Records excerpted from a collection:
----
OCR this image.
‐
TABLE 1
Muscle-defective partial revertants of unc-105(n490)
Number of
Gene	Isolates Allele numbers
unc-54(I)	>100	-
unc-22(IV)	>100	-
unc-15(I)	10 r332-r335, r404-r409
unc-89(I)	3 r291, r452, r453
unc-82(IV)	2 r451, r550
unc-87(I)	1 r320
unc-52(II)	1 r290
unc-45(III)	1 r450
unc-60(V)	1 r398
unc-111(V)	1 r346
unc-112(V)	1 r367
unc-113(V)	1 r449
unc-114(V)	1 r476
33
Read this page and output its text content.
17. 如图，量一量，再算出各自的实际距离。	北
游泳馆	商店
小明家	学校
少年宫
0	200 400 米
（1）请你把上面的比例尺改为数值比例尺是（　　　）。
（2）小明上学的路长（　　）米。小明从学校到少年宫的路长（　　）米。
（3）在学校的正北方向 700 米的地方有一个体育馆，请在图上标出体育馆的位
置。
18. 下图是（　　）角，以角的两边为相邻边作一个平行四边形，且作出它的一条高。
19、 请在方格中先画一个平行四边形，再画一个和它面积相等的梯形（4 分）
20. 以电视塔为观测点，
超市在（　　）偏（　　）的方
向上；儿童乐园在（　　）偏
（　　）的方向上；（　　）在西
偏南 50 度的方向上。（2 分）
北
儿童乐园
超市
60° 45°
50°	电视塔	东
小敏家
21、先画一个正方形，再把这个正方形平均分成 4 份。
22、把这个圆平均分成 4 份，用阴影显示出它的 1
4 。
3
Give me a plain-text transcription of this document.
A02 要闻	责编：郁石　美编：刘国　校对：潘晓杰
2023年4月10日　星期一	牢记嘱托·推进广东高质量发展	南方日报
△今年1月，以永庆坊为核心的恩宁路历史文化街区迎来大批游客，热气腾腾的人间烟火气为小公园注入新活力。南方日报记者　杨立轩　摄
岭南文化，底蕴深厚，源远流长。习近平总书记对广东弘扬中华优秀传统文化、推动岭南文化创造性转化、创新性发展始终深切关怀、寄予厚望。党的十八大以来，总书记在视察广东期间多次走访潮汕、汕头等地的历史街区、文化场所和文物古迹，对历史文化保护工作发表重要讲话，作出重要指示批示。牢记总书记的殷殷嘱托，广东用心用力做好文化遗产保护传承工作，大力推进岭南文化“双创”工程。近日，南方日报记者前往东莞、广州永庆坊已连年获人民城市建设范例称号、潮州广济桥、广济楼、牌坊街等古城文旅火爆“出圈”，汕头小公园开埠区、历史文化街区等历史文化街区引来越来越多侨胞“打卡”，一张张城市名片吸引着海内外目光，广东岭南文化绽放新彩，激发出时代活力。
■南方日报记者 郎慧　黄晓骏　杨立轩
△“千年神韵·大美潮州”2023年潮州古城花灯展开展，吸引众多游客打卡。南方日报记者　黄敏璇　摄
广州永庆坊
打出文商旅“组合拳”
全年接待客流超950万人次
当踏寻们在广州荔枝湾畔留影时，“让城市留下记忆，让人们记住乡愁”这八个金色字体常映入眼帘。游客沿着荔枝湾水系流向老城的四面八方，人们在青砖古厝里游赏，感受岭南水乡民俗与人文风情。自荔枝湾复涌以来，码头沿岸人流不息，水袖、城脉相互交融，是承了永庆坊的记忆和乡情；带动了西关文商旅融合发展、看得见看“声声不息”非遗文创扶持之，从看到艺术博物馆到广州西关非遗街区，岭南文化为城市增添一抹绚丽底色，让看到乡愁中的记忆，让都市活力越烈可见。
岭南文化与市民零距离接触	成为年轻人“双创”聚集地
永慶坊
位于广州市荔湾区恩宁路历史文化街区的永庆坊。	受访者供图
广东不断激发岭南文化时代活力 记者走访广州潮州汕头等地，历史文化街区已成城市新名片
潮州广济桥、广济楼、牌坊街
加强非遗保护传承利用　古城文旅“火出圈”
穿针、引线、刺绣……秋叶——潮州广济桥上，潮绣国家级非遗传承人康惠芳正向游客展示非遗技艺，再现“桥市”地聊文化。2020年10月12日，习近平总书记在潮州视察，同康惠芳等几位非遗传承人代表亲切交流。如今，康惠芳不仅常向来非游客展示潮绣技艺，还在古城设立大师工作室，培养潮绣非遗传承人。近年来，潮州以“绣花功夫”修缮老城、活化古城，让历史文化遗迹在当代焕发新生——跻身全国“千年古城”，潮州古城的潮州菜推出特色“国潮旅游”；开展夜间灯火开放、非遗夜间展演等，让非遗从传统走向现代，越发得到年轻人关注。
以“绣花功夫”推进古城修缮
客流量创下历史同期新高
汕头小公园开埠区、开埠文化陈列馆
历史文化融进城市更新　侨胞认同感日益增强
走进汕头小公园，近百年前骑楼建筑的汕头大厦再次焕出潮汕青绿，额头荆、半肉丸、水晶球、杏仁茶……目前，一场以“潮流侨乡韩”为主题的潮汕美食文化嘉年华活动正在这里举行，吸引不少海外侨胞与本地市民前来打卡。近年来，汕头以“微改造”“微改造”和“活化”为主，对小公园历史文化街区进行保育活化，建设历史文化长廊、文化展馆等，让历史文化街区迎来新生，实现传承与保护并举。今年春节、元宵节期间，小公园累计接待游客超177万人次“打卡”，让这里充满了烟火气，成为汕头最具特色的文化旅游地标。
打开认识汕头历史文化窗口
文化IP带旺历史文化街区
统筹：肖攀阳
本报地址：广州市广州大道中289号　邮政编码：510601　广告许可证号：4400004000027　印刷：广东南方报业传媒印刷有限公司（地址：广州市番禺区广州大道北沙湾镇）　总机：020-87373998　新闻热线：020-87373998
----
• Problem:
Repeat exactly, and only, the lines from the line with "Give me a plain-text" through the end of the listing above, both ends included.

• Exercise result:
Give me a plain-text transcription of this document.
A02 要闻	责编：郁石　美编：刘国　校对：潘晓杰
2023年4月10日　星期一	牢记嘱托·推进广东高质量发展	南方日报
△今年1月，以永庆坊为核心的恩宁路历史文化街区迎来大批游客，热气腾腾的人间烟火气为小公园注入新活力。南方日报记者　杨立轩　摄
岭南文化，底蕴深厚，源远流长。习近平总书记对广东弘扬中华优秀传统文化、推动岭南文化创造性转化、创新性发展始终深切关怀、寄予厚望。党的十八大以来，总书记在视察广东期间多次走访潮汕、汕头等地的历史街区、文化场所和文物古迹，对历史文化保护工作发表重要讲话，作出重要指示批示。牢记总书记的殷殷嘱托，广东用心用力做好文化遗产保护传承工作，大力推进岭南文化“双创”工程。近日，南方日报记者前往东莞、广州永庆坊已连年获人民城市建设范例称号、潮州广济桥、广济楼、牌坊街等古城文旅火爆“出圈”，汕头小公园开埠区、历史文化街区等历史文化街区引来越来越多侨胞“打卡”，一张张城市名片吸引着海内外目光，广东岭南文化绽放新彩，激发出时代活力。
■南方日报记者 郎慧　黄晓骏　杨立轩
△“千年神韵·大美潮州”2023年潮州古城花灯展开展，吸引众多游客打卡。南方日报记者　黄敏璇　摄
广州永庆坊
打出文商旅“组合拳”
全年接待客流超950万人次
当踏寻们在广州荔枝湾畔留影时，“让城市留下记忆，让人们记住乡愁”这八个金色字体常映入眼帘。游客沿着荔枝湾水系流向老城的四面八方，人们在青砖古厝里游赏，感受岭南水乡民俗与人文风情。自荔枝湾复涌以来，码头沿岸人流不息，水袖、城脉相互交融，是承了永庆坊的记忆和乡情；带动了西关文商旅融合发展、看得见看“声声不息”非遗文创扶持之，从看到艺术博物馆到广州西关非遗街区，岭南文化为城市增添一抹绚丽底色，让看到乡愁中的记忆，让都市活力越烈可见。
岭南文化与市民零距离接触	成为年轻人“双创”聚集地
永慶坊
位于广州市荔湾区恩宁路历史文化街区的永庆坊。	受访者供图
广东不断激发岭南文化时代活力 记者走访广州潮州汕头等地，历史文化街区已成城市新名片
潮州广济桥、广济楼、牌坊街
加强非遗保护传承利用　古城文旅“火出圈”
穿针、引线、刺绣……秋叶——潮州广济桥上，潮绣国家级非遗传承人康惠芳正向游客展示非遗技艺，再现“桥市”地聊文化。2020年10月12日，习近平总书记在潮州视察，同康惠芳等几位非遗传承人代表亲切交流。如今，康惠芳不仅常向来非游客展示潮绣技艺，还在古城设立大师工作室，培养潮绣非遗传承人。近年来，潮州以“绣花功夫”修缮老城、活化古城，让历史文化遗迹在当代焕发新生——跻身全国“千年古城”，潮州古城的潮州菜推出特色“国潮旅游”；开展夜间灯火开放、非遗夜间展演等，让非遗从传统走向现代，越发得到年轻人关注。
以“绣花功夫”推进古城修缮
客流量创下历史同期新高
汕头小公园开埠区、开埠文化陈列馆
历史文化融进城市更新　侨胞认同感日益增强
走进汕头小公园，近百年前骑楼建筑的汕头大厦再次焕出潮汕青绿，额头荆、半肉丸、水晶球、杏仁茶……目前，一场以“潮流侨乡韩”为主题的潮汕美食文化嘉年华活动正在这里举行，吸引不少海外侨胞与本地市民前来打卡。近年来，汕头以“微改造”“微改造”和“活化”为主，对小公园历史文化街区进行保育活化，建设历史文化长廊、文化展馆等，让历史文化街区迎来新生，实现传承与保护并举。今年春节、元宵节期间，小公园累计接待游客超177万人次“打卡”，让这里充满了烟火气，成为汕头最具特色的文化旅游地标。
打开认识汕头历史文化窗口
文化IP带旺历史文化街区
统筹：肖攀阳
本报地址：广州市广州大道中289号　邮政编码：510601　广告许可证号：4400004000027　印刷：广东南方报业传媒印刷有限公司（地址：广州市番禺区广州大道北沙湾镇）　总机：020-87373998　新闻热线：020-87373998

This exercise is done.